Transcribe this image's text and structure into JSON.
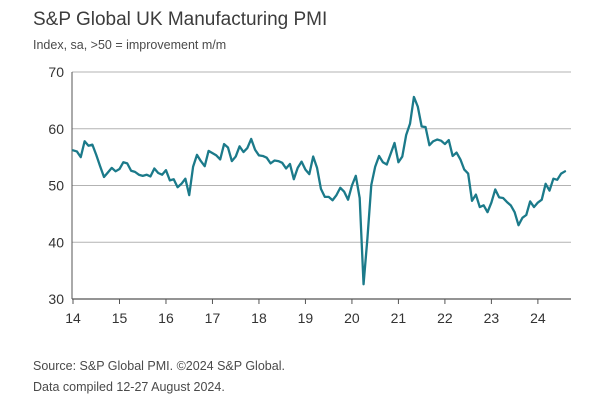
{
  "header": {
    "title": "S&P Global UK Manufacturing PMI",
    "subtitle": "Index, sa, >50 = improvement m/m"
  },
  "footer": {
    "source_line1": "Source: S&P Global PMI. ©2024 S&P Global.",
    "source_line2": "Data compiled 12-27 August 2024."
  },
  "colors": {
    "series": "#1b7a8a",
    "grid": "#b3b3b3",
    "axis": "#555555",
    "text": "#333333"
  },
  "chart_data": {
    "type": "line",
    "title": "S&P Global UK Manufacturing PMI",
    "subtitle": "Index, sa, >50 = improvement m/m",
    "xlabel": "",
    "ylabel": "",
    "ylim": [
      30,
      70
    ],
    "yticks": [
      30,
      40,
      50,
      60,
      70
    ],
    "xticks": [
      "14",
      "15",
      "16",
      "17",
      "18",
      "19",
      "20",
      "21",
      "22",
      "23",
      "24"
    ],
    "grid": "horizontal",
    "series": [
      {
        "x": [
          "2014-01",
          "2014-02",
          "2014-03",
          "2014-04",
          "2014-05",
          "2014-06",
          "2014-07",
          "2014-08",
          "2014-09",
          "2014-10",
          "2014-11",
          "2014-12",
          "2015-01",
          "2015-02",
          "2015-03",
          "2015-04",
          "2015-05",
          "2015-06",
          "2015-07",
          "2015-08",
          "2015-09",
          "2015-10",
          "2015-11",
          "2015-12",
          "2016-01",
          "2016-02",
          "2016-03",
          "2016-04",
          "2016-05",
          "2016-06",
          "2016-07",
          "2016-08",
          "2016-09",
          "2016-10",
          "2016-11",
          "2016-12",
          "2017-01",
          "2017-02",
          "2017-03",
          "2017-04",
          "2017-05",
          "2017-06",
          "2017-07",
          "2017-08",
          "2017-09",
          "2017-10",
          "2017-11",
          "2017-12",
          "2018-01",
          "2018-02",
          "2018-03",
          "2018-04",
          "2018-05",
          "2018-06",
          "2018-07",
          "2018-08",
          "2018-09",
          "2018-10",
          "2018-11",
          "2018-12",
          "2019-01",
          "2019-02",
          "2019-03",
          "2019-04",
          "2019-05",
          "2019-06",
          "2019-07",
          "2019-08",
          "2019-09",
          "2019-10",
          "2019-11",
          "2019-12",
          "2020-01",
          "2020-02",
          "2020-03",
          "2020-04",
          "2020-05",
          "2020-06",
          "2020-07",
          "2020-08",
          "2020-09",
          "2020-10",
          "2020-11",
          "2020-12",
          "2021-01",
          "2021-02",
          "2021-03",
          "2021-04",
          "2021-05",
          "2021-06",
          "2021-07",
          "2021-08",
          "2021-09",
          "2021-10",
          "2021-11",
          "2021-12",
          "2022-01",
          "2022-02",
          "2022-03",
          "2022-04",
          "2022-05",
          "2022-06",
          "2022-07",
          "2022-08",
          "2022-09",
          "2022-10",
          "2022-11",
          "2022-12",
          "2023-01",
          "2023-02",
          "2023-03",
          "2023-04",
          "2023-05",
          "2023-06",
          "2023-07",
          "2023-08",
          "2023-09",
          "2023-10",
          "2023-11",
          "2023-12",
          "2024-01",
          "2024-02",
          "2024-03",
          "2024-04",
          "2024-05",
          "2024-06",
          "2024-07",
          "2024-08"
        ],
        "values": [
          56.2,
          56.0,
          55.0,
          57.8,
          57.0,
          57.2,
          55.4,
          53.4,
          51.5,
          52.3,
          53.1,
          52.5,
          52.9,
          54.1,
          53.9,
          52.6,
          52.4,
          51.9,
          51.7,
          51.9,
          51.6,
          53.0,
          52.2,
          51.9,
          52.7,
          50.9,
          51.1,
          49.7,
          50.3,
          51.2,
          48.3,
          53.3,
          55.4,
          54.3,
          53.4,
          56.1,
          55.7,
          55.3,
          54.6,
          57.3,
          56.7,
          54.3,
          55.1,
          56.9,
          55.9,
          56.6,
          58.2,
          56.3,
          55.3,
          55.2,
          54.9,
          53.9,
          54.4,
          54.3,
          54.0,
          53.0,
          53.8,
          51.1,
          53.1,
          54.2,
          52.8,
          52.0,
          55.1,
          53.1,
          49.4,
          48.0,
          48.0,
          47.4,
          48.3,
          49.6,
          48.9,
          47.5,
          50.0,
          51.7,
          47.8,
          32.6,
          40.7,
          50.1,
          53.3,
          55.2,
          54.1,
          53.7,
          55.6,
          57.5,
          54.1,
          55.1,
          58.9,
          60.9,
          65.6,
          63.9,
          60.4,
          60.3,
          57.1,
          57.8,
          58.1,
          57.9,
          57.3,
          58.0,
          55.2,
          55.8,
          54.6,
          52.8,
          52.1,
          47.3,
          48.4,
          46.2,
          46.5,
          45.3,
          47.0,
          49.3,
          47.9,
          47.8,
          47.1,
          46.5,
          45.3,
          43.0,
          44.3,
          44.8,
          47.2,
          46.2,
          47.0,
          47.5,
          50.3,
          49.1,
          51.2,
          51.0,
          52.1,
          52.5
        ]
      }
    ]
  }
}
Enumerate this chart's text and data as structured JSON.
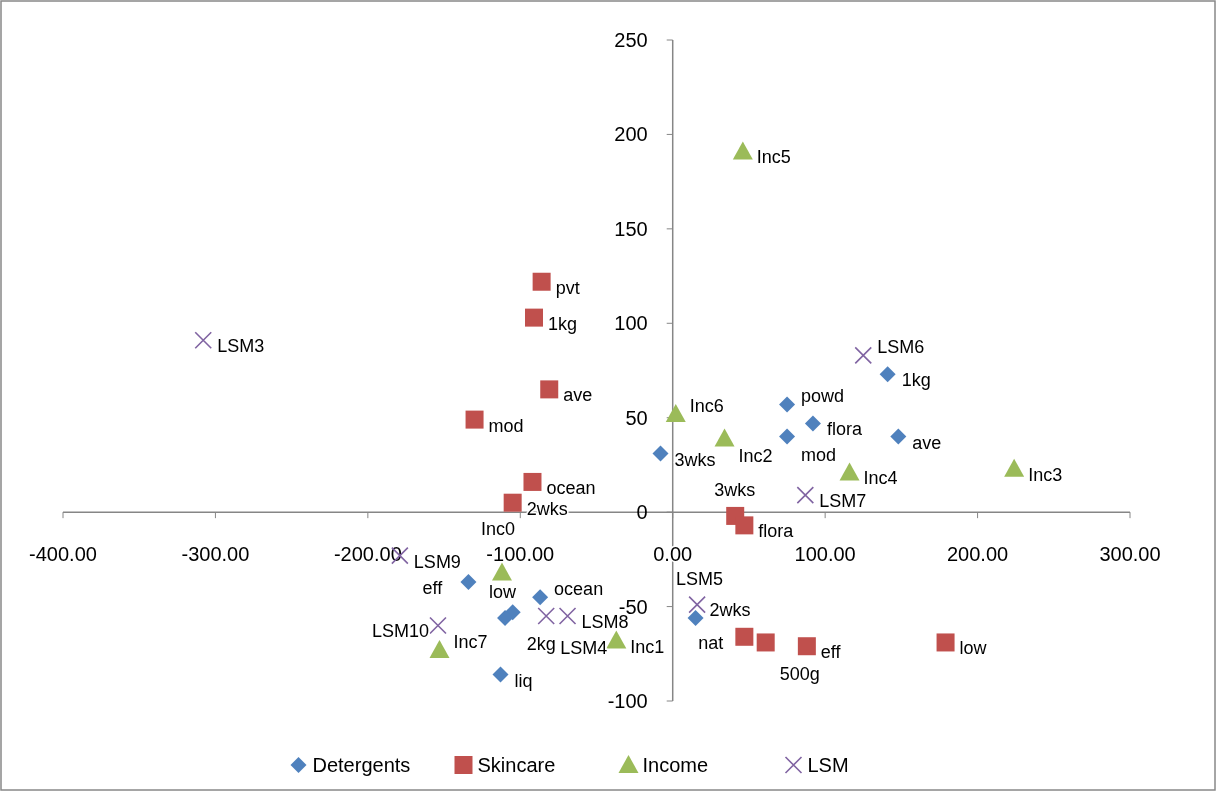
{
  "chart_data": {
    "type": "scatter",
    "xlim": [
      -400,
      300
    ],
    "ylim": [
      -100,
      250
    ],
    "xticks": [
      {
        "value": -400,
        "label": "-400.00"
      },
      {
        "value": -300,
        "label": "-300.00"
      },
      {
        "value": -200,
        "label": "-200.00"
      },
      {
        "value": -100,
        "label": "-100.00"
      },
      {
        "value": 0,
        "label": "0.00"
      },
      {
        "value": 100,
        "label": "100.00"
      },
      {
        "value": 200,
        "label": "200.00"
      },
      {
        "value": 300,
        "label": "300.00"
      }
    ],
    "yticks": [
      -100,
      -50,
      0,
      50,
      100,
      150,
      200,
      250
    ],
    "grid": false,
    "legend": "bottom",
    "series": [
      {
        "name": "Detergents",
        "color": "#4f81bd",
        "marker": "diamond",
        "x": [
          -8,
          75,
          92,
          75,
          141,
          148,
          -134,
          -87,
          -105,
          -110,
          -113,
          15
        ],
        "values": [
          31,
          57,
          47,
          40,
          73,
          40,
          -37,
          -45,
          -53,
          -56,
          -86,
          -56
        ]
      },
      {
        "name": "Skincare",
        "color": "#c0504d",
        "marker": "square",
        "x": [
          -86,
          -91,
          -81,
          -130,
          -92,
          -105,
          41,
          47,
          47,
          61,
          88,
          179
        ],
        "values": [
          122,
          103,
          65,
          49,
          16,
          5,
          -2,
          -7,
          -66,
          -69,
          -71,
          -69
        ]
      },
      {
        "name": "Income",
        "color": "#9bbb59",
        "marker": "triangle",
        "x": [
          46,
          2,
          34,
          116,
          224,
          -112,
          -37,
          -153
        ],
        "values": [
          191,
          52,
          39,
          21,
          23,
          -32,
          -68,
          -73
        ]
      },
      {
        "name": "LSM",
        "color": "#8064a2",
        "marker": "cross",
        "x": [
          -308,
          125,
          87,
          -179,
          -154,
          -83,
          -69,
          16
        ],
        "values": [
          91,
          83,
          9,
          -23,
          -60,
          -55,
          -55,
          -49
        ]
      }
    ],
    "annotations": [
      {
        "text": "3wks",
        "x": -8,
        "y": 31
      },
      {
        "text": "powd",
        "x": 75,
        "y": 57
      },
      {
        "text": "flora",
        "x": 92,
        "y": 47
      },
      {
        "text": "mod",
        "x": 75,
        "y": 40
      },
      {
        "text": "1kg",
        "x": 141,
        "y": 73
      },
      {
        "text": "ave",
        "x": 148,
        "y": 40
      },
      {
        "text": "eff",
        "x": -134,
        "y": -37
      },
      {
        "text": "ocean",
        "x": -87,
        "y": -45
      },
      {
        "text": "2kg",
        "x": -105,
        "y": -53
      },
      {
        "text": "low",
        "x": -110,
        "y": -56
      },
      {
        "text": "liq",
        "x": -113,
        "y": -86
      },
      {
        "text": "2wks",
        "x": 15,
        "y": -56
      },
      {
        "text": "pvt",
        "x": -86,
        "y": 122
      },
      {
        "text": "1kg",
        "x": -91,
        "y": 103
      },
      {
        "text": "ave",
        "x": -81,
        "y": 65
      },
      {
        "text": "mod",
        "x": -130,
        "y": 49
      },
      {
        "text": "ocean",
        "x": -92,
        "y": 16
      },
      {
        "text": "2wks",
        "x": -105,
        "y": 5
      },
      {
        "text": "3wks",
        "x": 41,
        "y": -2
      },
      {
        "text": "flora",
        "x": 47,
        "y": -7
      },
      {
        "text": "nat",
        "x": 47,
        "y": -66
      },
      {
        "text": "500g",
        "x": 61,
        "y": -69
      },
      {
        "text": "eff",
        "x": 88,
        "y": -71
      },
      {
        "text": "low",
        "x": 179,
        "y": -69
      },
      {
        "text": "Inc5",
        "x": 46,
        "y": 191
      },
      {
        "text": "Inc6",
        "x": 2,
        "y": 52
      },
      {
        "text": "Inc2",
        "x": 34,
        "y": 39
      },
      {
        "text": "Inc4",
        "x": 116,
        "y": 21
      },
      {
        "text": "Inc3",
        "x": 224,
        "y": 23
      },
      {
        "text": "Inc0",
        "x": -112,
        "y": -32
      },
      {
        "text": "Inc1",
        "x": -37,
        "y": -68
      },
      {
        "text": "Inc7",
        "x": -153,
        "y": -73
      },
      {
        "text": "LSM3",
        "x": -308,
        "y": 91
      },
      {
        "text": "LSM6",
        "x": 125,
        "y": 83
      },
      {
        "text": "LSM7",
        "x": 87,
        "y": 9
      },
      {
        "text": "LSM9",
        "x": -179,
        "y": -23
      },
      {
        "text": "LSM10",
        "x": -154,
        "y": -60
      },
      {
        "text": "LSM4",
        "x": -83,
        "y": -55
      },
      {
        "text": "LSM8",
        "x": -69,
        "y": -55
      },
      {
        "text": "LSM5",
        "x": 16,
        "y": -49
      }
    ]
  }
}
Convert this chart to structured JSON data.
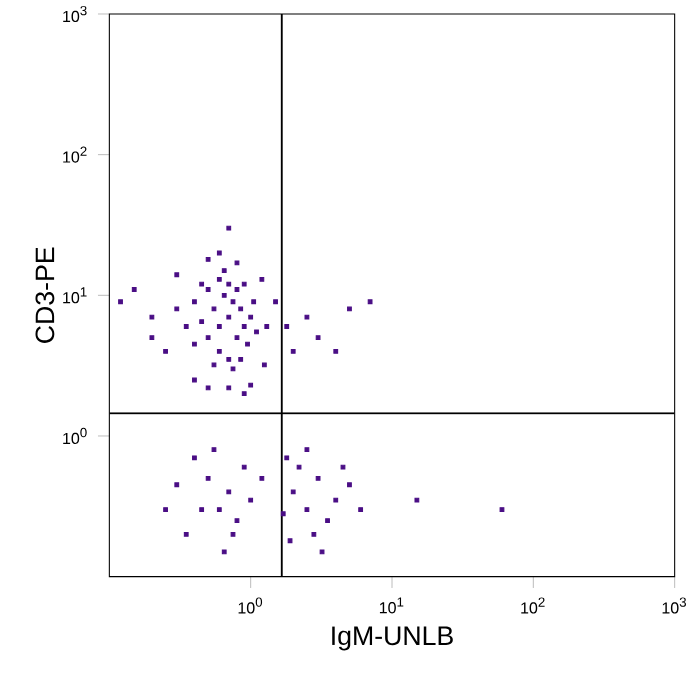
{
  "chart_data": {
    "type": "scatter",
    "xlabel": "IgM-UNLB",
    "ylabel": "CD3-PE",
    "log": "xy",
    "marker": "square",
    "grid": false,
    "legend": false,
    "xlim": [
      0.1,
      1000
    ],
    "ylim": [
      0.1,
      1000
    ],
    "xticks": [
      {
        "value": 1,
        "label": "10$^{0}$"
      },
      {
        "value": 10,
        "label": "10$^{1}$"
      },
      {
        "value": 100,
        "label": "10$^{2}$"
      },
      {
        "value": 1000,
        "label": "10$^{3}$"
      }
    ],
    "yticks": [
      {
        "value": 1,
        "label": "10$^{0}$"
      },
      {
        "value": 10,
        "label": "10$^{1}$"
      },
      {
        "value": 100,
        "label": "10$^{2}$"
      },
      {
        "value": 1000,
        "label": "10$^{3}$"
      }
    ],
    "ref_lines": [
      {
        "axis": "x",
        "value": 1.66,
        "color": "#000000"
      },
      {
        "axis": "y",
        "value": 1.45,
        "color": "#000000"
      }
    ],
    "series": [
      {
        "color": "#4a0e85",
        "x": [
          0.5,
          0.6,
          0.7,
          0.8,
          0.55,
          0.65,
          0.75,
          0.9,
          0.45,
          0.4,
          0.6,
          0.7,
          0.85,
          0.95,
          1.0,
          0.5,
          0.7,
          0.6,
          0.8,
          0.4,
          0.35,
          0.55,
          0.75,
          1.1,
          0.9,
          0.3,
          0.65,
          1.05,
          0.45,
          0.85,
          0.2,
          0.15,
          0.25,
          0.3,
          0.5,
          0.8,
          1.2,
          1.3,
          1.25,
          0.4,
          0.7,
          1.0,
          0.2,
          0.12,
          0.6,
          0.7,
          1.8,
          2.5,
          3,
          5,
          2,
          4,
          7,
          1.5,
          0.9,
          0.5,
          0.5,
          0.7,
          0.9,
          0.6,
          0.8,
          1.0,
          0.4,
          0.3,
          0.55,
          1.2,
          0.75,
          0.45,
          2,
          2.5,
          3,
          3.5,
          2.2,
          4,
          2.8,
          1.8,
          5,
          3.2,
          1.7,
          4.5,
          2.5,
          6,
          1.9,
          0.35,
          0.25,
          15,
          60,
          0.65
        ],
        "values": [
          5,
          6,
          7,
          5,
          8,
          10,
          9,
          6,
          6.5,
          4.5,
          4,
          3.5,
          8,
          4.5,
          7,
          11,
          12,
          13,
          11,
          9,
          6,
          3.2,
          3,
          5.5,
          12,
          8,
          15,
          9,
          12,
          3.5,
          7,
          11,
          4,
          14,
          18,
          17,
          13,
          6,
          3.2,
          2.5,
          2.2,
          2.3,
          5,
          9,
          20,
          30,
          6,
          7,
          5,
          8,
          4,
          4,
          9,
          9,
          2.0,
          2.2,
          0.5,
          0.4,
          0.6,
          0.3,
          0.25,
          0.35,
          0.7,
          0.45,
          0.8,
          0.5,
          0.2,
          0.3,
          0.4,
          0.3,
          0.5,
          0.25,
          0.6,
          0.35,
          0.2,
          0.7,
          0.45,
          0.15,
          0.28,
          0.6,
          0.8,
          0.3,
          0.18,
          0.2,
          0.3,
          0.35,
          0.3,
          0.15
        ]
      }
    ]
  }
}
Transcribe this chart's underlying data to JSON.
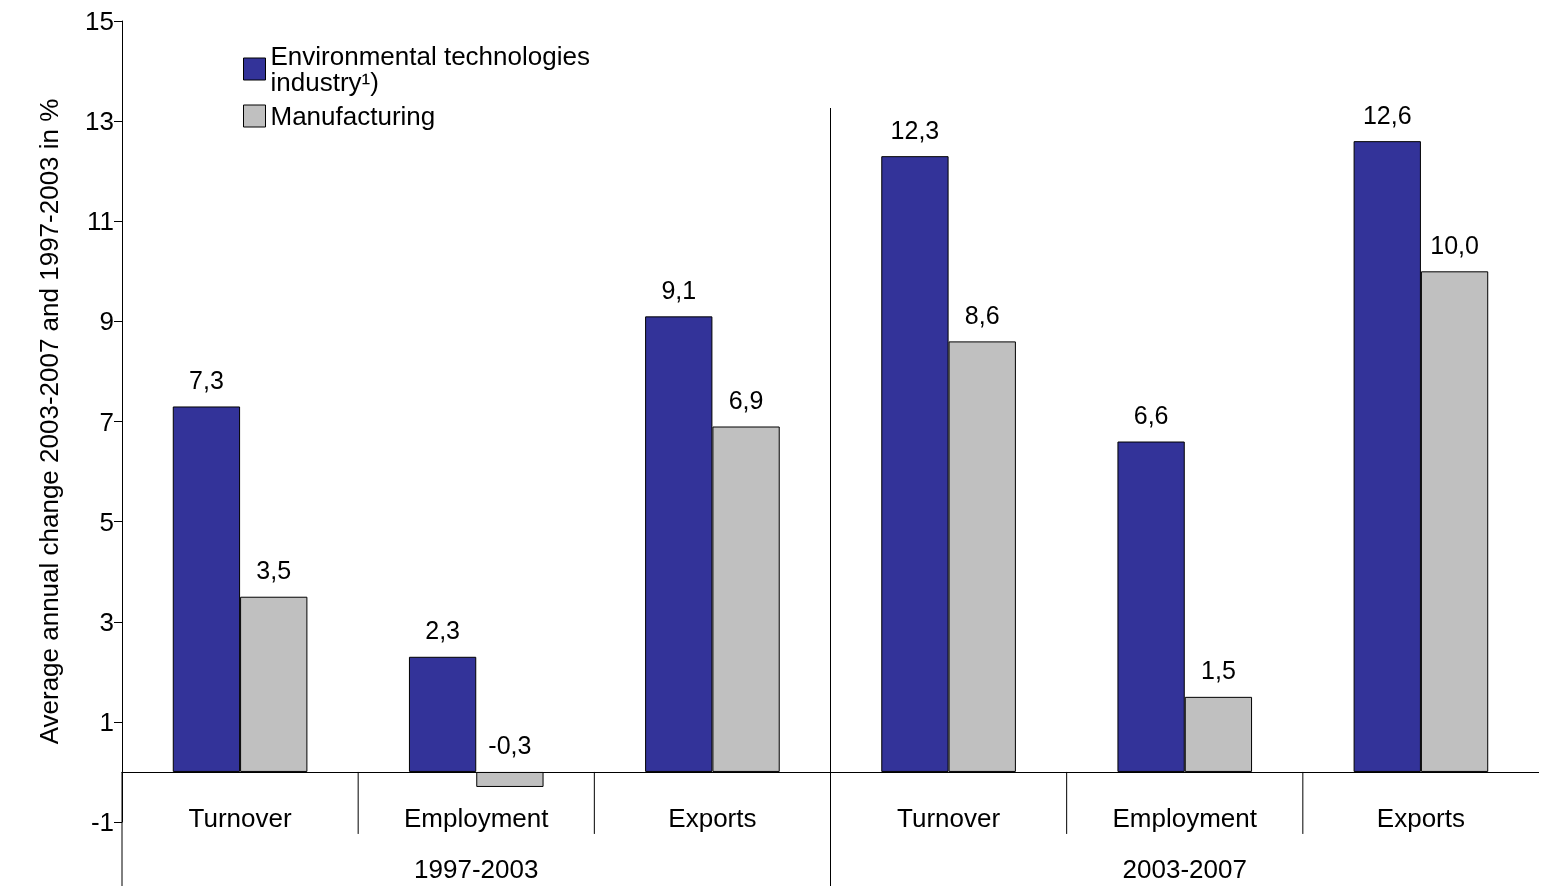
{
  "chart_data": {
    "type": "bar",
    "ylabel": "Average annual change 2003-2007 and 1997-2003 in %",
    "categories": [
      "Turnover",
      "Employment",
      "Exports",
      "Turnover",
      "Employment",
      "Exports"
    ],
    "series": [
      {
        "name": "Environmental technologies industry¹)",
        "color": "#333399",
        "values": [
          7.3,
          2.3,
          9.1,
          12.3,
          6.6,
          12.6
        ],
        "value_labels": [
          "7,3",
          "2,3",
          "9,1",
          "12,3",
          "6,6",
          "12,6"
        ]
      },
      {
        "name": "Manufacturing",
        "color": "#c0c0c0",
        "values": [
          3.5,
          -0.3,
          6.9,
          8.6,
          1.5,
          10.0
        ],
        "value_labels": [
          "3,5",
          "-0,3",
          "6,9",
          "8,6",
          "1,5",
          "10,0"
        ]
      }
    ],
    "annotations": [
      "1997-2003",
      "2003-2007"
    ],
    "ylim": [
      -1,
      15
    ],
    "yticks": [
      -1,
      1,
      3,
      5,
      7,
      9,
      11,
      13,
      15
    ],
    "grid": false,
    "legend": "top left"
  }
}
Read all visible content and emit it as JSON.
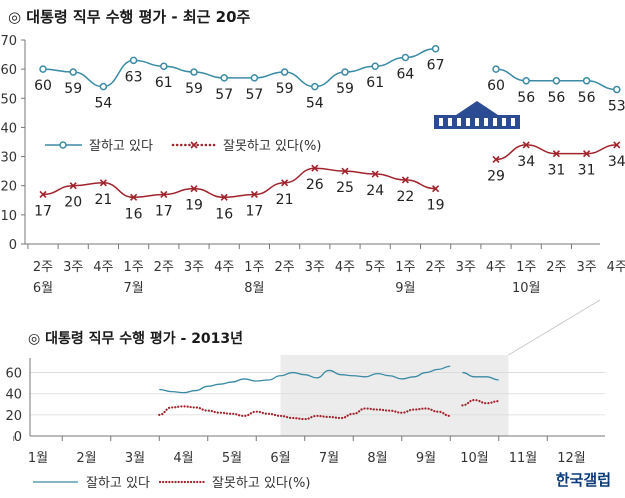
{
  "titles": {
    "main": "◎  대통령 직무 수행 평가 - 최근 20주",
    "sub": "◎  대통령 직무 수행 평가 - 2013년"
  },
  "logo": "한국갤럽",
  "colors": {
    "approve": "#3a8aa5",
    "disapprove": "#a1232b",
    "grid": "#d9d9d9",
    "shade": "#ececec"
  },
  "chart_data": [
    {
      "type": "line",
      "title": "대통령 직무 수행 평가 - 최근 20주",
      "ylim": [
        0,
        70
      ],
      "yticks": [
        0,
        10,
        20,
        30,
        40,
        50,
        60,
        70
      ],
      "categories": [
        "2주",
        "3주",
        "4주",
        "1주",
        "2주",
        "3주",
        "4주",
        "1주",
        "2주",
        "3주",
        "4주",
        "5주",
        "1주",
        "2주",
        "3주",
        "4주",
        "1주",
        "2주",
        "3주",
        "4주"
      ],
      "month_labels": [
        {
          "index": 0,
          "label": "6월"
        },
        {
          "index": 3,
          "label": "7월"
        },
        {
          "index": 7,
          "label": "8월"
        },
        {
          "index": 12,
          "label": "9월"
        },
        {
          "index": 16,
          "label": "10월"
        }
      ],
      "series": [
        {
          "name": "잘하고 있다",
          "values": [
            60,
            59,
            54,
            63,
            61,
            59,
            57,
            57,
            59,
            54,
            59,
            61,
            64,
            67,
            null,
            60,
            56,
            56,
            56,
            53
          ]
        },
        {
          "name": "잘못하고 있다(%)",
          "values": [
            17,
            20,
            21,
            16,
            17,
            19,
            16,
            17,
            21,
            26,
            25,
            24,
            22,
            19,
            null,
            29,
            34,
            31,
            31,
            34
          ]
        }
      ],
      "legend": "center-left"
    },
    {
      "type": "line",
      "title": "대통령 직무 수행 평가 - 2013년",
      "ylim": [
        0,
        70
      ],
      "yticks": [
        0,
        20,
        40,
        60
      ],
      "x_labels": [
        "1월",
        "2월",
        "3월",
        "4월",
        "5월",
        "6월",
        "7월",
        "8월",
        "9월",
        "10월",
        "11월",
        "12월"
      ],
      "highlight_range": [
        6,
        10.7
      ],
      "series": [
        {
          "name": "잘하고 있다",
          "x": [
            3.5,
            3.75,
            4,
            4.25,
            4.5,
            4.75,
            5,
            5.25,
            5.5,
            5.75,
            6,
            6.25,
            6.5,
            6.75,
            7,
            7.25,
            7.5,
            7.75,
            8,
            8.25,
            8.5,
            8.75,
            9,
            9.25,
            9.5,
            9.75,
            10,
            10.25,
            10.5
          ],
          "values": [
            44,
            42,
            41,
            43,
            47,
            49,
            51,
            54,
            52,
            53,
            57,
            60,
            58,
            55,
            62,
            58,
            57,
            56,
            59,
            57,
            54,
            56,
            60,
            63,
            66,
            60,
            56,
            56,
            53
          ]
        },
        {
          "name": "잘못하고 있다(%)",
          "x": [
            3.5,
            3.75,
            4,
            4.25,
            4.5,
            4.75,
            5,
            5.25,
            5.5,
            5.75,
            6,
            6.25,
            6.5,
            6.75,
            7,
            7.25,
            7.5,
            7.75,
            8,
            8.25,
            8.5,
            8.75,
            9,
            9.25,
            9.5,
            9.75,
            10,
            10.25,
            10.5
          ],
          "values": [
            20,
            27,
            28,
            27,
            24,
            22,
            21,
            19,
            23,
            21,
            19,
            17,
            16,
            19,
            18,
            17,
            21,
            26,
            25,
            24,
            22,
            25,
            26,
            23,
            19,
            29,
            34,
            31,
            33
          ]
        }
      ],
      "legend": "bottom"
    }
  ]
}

────────

• _Written instruction_
Show all lines in the entries above where the string "subtitle" appears.

• _Written solution_
    "subtitle": "Index, sa, >50 = improvement m/m"
    "subtitle": "Index, sa, >50 = improvement m/m",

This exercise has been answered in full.